──────── RECORDS SUPPLIED

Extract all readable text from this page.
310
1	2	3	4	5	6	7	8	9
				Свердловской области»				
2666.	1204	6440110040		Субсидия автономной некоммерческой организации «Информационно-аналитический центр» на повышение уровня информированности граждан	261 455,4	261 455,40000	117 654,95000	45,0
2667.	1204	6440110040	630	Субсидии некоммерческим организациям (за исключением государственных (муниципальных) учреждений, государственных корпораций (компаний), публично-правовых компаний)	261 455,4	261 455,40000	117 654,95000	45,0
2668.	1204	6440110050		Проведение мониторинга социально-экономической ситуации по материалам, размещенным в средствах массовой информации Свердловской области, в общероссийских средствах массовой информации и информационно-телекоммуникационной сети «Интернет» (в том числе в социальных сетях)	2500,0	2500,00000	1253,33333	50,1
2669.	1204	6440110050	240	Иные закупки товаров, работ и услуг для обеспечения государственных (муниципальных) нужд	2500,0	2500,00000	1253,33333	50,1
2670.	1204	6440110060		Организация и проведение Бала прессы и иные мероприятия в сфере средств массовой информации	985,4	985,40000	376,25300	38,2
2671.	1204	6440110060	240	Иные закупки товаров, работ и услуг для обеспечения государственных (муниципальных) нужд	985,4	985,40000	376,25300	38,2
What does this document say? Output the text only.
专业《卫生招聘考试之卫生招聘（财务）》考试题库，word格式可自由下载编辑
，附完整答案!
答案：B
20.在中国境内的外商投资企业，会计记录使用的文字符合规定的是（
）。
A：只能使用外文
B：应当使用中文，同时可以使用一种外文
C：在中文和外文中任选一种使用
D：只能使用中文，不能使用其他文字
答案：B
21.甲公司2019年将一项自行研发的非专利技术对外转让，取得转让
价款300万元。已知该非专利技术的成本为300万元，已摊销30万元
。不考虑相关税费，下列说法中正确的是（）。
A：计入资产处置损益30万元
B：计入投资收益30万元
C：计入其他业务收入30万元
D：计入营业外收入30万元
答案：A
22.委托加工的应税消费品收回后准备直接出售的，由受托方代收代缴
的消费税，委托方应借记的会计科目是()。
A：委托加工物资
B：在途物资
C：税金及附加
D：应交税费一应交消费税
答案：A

────────────────

--- WHAT IS REQUIRED ---
Write out the full listing exactly as given.

--- EXERCISE SOLUTION ---
Extract all readable text from this page.
310
1	2	3	4	5	6	7	8	9
				Свердловской области»				
2666.	1204	6440110040		Субсидия автономной некоммерческой организации «Информационно-аналитический центр» на повышение уровня информированности граждан	261 455,4	261 455,40000	117 654,95000	45,0
2667.	1204	6440110040	630	Субсидии некоммерческим организациям (за исключением государственных (муниципальных) учреждений, государственных корпораций (компаний), публично-правовых компаний)	261 455,4	261 455,40000	117 654,95000	45,0
2668.	1204	6440110050		Проведение мониторинга социально-экономической ситуации по материалам, размещенным в средствах массовой информации Свердловской области, в общероссийских средствах массовой информации и информационно-телекоммуникационной сети «Интернет» (в том числе в социальных сетях)	2500,0	2500,00000	1253,33333	50,1
2669.	1204	6440110050	240	Иные закупки товаров, работ и услуг для обеспечения государственных (муниципальных) нужд	2500,0	2500,00000	1253,33333	50,1
2670.	1204	6440110060		Организация и проведение Бала прессы и иные мероприятия в сфере средств массовой информации	985,4	985,40000	376,25300	38,2
2671.	1204	6440110060	240	Иные закупки товаров, работ и услуг для обеспечения государственных (муниципальных) нужд	985,4	985,40000	376,25300	38,2
What does this document say? Output the text only.
专业《卫生招聘考试之卫生招聘（财务）》考试题库，word格式可自由下载编辑
，附完整答案!
答案：B
20.在中国境内的外商投资企业，会计记录使用的文字符合规定的是（
）。
A：只能使用外文
B：应当使用中文，同时可以使用一种外文
C：在中文和外文中任选一种使用
D：只能使用中文，不能使用其他文字
答案：B
21.甲公司2019年将一项自行研发的非专利技术对外转让，取得转让
价款300万元。已知该非专利技术的成本为300万元，已摊销30万元
。不考虑相关税费，下列说法中正确的是（）。
A：计入资产处置损益30万元
B：计入投资收益30万元
C：计入其他业务收入30万元
D：计入营业外收入30万元
答案：A
22.委托加工的应税消费品收回后准备直接出售的，由受托方代收代缴
的消费税，委托方应借记的会计科目是()。
A：委托加工物资
B：在途物资
C：税金及附加
D：应交税费一应交消费税
答案：A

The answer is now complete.